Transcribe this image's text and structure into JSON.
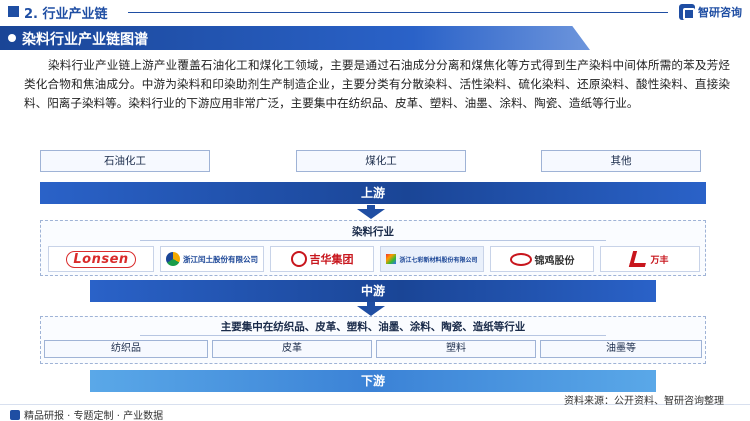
{
  "header": {
    "section_title": "2. 行业产业链",
    "brand_name": "智研咨询"
  },
  "banner": {
    "title": "染料行业产业链图谱"
  },
  "intro": "染料行业产业链上游产业覆盖石油化工和煤化工领域，主要是通过石油成分分离和煤焦化等方式得到生产染料中间体所需的苯及芳烃类化合物和焦油成分。中游为染料和印染助剂生产制造企业，主要分类有分散染料、活性染料、硫化染料、还原染料、酸性染料、直接染料、阳离子染料等。染料行业的下游应用非常广泛，主要集中在纺织品、皮革、塑料、油墨、涂料、陶瓷、造纸等行业。",
  "upstream": {
    "sources": [
      "石油化工",
      "煤化工",
      "其他"
    ],
    "label": "上游"
  },
  "midstream": {
    "section_title": "染料行业",
    "companies": [
      {
        "name": "Lonsen",
        "color": "#d92b2b"
      },
      {
        "name": "浙江闰土股份有限公司",
        "color": "#1a4596"
      },
      {
        "name": "吉华集团",
        "color": "#c8161d"
      },
      {
        "name": "浙江七彩新材料股份有限公司",
        "color": "#1a4596"
      },
      {
        "name": "锦鸡股份",
        "color": "#c8161d"
      },
      {
        "name": "万丰",
        "color": "#c8161d"
      }
    ],
    "label": "中游"
  },
  "downstream": {
    "section_title": "主要集中在纺织品、皮革、塑料、油墨、涂料、陶瓷、造纸等行业",
    "applications": [
      "纺织品",
      "皮革",
      "塑料",
      "油墨等"
    ],
    "label": "下游"
  },
  "footer": {
    "left": "精品研报 · 专题定制 · 产业数据",
    "source": "资料来源：公开资料、智研咨询整理"
  }
}
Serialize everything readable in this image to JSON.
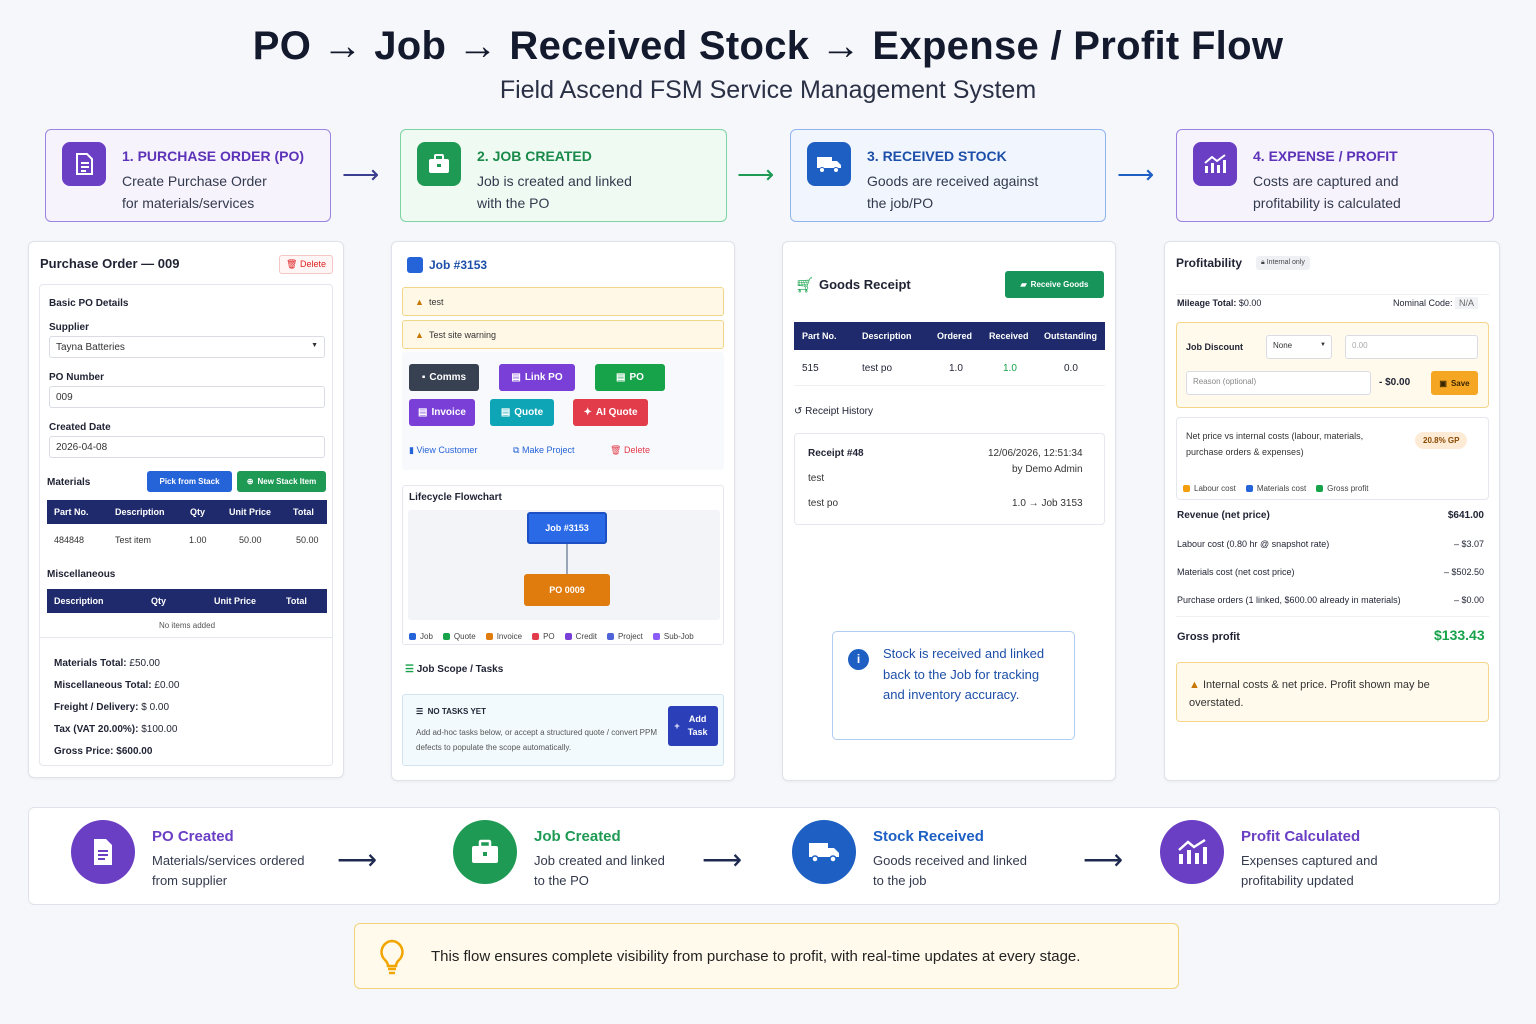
{
  "header": {
    "title": "PO → Job → Received Stock → Expense / Profit Flow",
    "subtitle": "Field Ascend FSM Service Management System"
  },
  "steps": [
    {
      "title": "1. PURCHASE ORDER (PO)",
      "desc": "Create Purchase Order\nfor materials/services",
      "color": "#6a3fc4",
      "bg": "#f3effc",
      "icon": "document-icon"
    },
    {
      "title": "2. JOB CREATED",
      "desc": "Job is created and linked\nwith the PO",
      "color": "#1e9a54",
      "bg": "#ecf8f0",
      "icon": "briefcase-icon"
    },
    {
      "title": "3. RECEIVED STOCK",
      "desc": "Goods are received against\nthe job/PO",
      "color": "#1d5fc2",
      "bg": "#eef4fd",
      "icon": "truck-icon"
    },
    {
      "title": "4. EXPENSE / PROFIT",
      "desc": "Costs are captured and\nprofitability is calculated",
      "color": "#6a3fc4",
      "bg": "#f3effc",
      "icon": "chart-icon"
    }
  ],
  "po": {
    "title": "Purchase Order — 009",
    "delete": "Delete",
    "section": "Basic PO Details",
    "supplier_label": "Supplier",
    "supplier": "Tayna Batteries",
    "po_number_label": "PO Number",
    "po_number": "009",
    "date_label": "Created Date",
    "date": "2026-04-08",
    "materials_label": "Materials",
    "pick_stack": "Pick from Stack",
    "new_stack": "New Stack Item",
    "mat_cols": [
      "Part No.",
      "Description",
      "Qty",
      "Unit Price",
      "Total"
    ],
    "mat_row": [
      "484848",
      "Test item",
      "1.00",
      "50.00",
      "50.00"
    ],
    "misc_label": "Miscellaneous",
    "misc_cols": [
      "Description",
      "Qty",
      "Unit Price",
      "Total"
    ],
    "misc_empty": "No items added",
    "totals": [
      {
        "label": "Materials Total:",
        "value": "£50.00"
      },
      {
        "label": "Miscellaneous Total:",
        "value": "£0.00"
      },
      {
        "label": "Freight / Delivery:",
        "value": "$  0.00"
      },
      {
        "label": "Tax (VAT 20.00%):",
        "value": "$100.00"
      },
      {
        "label": "Gross Price:",
        "value": "$600.00"
      }
    ]
  },
  "job": {
    "title": "Job #3153",
    "warn1": "test",
    "warn2": "Test site warning",
    "buttons": [
      "Comms",
      "Link PO",
      "PO",
      "Invoice",
      "Quote",
      "AI Quote"
    ],
    "links": [
      "View Customer",
      "Make Project",
      "Delete"
    ],
    "flow_title": "Lifecycle Flowchart",
    "node_job": "Job #3153",
    "node_po": "PO 0009",
    "legend": [
      "Job",
      "Quote",
      "Invoice",
      "PO",
      "Credit",
      "Project",
      "Sub-Job"
    ],
    "scope_title": "Job Scope / Tasks",
    "no_tasks": "NO TASKS YET",
    "no_tasks_desc": "Add ad-hoc tasks below, or accept a structured quote / convert PPM defects to populate the scope automatically.",
    "add_task": "Add Task"
  },
  "goods": {
    "title": "Goods Receipt",
    "receive": "Receive Goods",
    "cols": [
      "Part No.",
      "Description",
      "Ordered",
      "Received",
      "Outstanding"
    ],
    "row": [
      "515",
      "test po",
      "1.0",
      "1.0",
      "0.0"
    ],
    "history": "Receipt History",
    "receipt": "Receipt #48",
    "receipt_date": "12/06/2026, 12:51:34",
    "receipt_by": "by Demo Admin",
    "line1": "test",
    "line2": "test po",
    "line2_val": "1.0 → Job 3153",
    "info": "Stock is received and linked back to the Job for tracking and inventory accuracy."
  },
  "profit": {
    "title": "Profitability",
    "badge": "Internal only",
    "mileage_label": "Mileage Total:",
    "mileage": "$0.00",
    "nominal_label": "Nominal Code:",
    "nominal": "N/A",
    "discount_label": "Job Discount",
    "discount_sel": "None",
    "discount_val": "0.00",
    "reason_ph": "Reason (optional)",
    "discount_amt": "- $0.00",
    "save": "Save",
    "note": "Net price vs internal costs (labour, materials, purchase orders & expenses)",
    "gp": "20.8% GP",
    "legend": [
      "Labour cost",
      "Materials cost",
      "Gross profit"
    ],
    "rows": [
      {
        "label": "Revenue (net price)",
        "value": "$641.00"
      },
      {
        "label": "Labour cost (0.80 hr @ snapshot rate)",
        "value": "– $3.07"
      },
      {
        "label": "Materials cost (net cost price)",
        "value": "– $502.50"
      },
      {
        "label": "Purchase orders (1 linked, $600.00 already in materials)",
        "value": "– $0.00"
      }
    ],
    "gross_label": "Gross profit",
    "gross": "$133.43",
    "warn": "Internal costs & net price. Profit shown may be overstated."
  },
  "bottom": [
    {
      "title": "PO Created",
      "desc": "Materials/services ordered\nfrom supplier",
      "color": "#6a3fc4"
    },
    {
      "title": "Job Created",
      "desc": "Job created and linked\nto the PO",
      "color": "#1e9a54"
    },
    {
      "title": "Stock Received",
      "desc": "Goods received and linked\nto the job",
      "color": "#1d5fc2"
    },
    {
      "title": "Profit Calculated",
      "desc": "Expenses captured and\nprofitability updated",
      "color": "#6a3fc4"
    }
  ],
  "footer": "This flow ensures complete visibility from purchase to profit, with real-time updates at every stage."
}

----

| Do this |
Except for the pictures, copy the material above exactly.

| Result for this task |
Transcribe this image's text and structure into JSON.
{
  "header": {
    "section_title": "2. 行业产业链",
    "brand_name": "智研咨询"
  },
  "banner": {
    "title": "染料行业产业链图谱"
  },
  "intro": "染料行业产业链上游产业覆盖石油化工和煤化工领域，主要是通过石油成分分离和煤焦化等方式得到生产染料中间体所需的苯及芳烃类化合物和焦油成分。中游为染料和印染助剂生产制造企业，主要分类有分散染料、活性染料、硫化染料、还原染料、酸性染料、直接染料、阳离子染料等。染料行业的下游应用非常广泛，主要集中在纺织品、皮革、塑料、油墨、涂料、陶瓷、造纸等行业。",
  "upstream": {
    "sources": [
      "石油化工",
      "煤化工",
      "其他"
    ],
    "label": "上游"
  },
  "midstream": {
    "section_title": "染料行业",
    "companies": [
      {
        "name": "Lonsen",
        "color": "#d92b2b"
      },
      {
        "name": "浙江闰土股份有限公司",
        "color": "#1a4596"
      },
      {
        "name": "吉华集团",
        "color": "#c8161d"
      },
      {
        "name": "浙江七彩新材料股份有限公司",
        "color": "#1a4596"
      },
      {
        "name": "锦鸡股份",
        "color": "#c8161d"
      },
      {
        "name": "万丰",
        "color": "#c8161d"
      }
    ],
    "label": "中游"
  },
  "downstream": {
    "section_title": "主要集中在纺织品、皮革、塑料、油墨、涂料、陶瓷、造纸等行业",
    "applications": [
      "纺织品",
      "皮革",
      "塑料",
      "油墨等"
    ],
    "label": "下游"
  },
  "footer": {
    "left": "精品研报 · 专题定制 · 产业数据",
    "source": "资料来源：公开资料、智研咨询整理"
  }
}
Serialize everything readable in this image to JSON.
{
  "header": {
    "title": "PO → Job → Received Stock → Expense / Profit Flow",
    "subtitle": "Field Ascend FSM Service Management System"
  },
  "steps": [
    {
      "title": "1. PURCHASE ORDER (PO)",
      "desc": "Create Purchase Order\nfor materials/services",
      "color": "#6a3fc4",
      "bg": "#f3effc",
      "icon": "document-icon"
    },
    {
      "title": "2. JOB CREATED",
      "desc": "Job is created and linked\nwith the PO",
      "color": "#1e9a54",
      "bg": "#ecf8f0",
      "icon": "briefcase-icon"
    },
    {
      "title": "3. RECEIVED STOCK",
      "desc": "Goods are received against\nthe job/PO",
      "color": "#1d5fc2",
      "bg": "#eef4fd",
      "icon": "truck-icon"
    },
    {
      "title": "4. EXPENSE / PROFIT",
      "desc": "Costs are captured and\nprofitability is calculated",
      "color": "#6a3fc4",
      "bg": "#f3effc",
      "icon": "chart-icon"
    }
  ],
  "po": {
    "title": "Purchase Order — 009",
    "delete": "Delete",
    "section": "Basic PO Details",
    "supplier_label": "Supplier",
    "supplier": "Tayna Batteries",
    "po_number_label": "PO Number",
    "po_number": "009",
    "date_label": "Created Date",
    "date": "2026-04-08",
    "materials_label": "Materials",
    "pick_stack": "Pick from Stack",
    "new_stack": "New Stack Item",
    "mat_cols": [
      "Part No.",
      "Description",
      "Qty",
      "Unit Price",
      "Total"
    ],
    "mat_row": [
      "484848",
      "Test item",
      "1.00",
      "50.00",
      "50.00"
    ],
    "misc_label": "Miscellaneous",
    "misc_cols": [
      "Description",
      "Qty",
      "Unit Price",
      "Total"
    ],
    "misc_empty": "No items added",
    "totals": [
      {
        "label": "Materials Total:",
        "value": "£50.00"
      },
      {
        "label": "Miscellaneous Total:",
        "value": "£0.00"
      },
      {
        "label": "Freight / Delivery:",
        "value": "$  0.00"
      },
      {
        "label": "Tax (VAT 20.00%):",
        "value": "$100.00"
      },
      {
        "label": "Gross Price:",
        "value": "$600.00"
      }
    ]
  },
  "job": {
    "title": "Job #3153",
    "warn1": "test",
    "warn2": "Test site warning",
    "buttons": [
      "Comms",
      "Link PO",
      "PO",
      "Invoice",
      "Quote",
      "AI Quote"
    ],
    "links": [
      "View Customer",
      "Make Project",
      "Delete"
    ],
    "flow_title": "Lifecycle Flowchart",
    "node_job": "Job #3153",
    "node_po": "PO 0009",
    "legend": [
      "Job",
      "Quote",
      "Invoice",
      "PO",
      "Credit",
      "Project",
      "Sub-Job"
    ],
    "scope_title": "Job Scope / Tasks",
    "no_tasks": "NO TASKS YET",
    "no_tasks_desc": "Add ad-hoc tasks below, or accept a structured quote / convert PPM defects to populate the scope automatically.",
    "add_task": "Add Task"
  },
  "goods": {
    "title": "Goods Receipt",
    "receive": "Receive Goods",
    "cols": [
      "Part No.",
      "Description",
      "Ordered",
      "Received",
      "Outstanding"
    ],
    "row": [
      "515",
      "test po",
      "1.0",
      "1.0",
      "0.0"
    ],
    "history": "Receipt History",
    "receipt": "Receipt #48",
    "receipt_date": "12/06/2026, 12:51:34",
    "receipt_by": "by Demo Admin",
    "line1": "test",
    "line2": "test po",
    "line2_val": "1.0 → Job 3153",
    "info": "Stock is received and linked back to the Job for tracking and inventory accuracy."
  },
  "profit": {
    "title": "Profitability",
    "badge": "Internal only",
    "mileage_label": "Mileage Total:",
    "mileage": "$0.00",
    "nominal_label": "Nominal Code:",
    "nominal": "N/A",
    "discount_label": "Job Discount",
    "discount_sel": "None",
    "discount_val": "0.00",
    "reason_ph": "Reason (optional)",
    "discount_amt": "- $0.00",
    "save": "Save",
    "note": "Net price vs internal costs (labour, materials, purchase orders & expenses)",
    "gp": "20.8% GP",
    "legend": [
      "Labour cost",
      "Materials cost",
      "Gross profit"
    ],
    "rows": [
      {
        "label": "Revenue (net price)",
        "value": "$641.00"
      },
      {
        "label": "Labour cost (0.80 hr @ snapshot rate)",
        "value": "– $3.07"
      },
      {
        "label": "Materials cost (net cost price)",
        "value": "– $502.50"
      },
      {
        "label": "Purchase orders (1 linked, $600.00 already in materials)",
        "value": "– $0.00"
      }
    ],
    "gross_label": "Gross profit",
    "gross": "$133.43",
    "warn": "Internal costs & net price. Profit shown may be overstated."
  },
  "bottom": [
    {
      "title": "PO Created",
      "desc": "Materials/services ordered\nfrom supplier",
      "color": "#6a3fc4"
    },
    {
      "title": "Job Created",
      "desc": "Job created and linked\nto the PO",
      "color": "#1e9a54"
    },
    {
      "title": "Stock Received",
      "desc": "Goods received and linked\nto the job",
      "color": "#1d5fc2"
    },
    {
      "title": "Profit Calculated",
      "desc": "Expenses captured and\nprofitability updated",
      "color": "#6a3fc4"
    }
  ],
  "footer": "This flow ensures complete visibility from purchase to profit, with real-time updates at every stage."
}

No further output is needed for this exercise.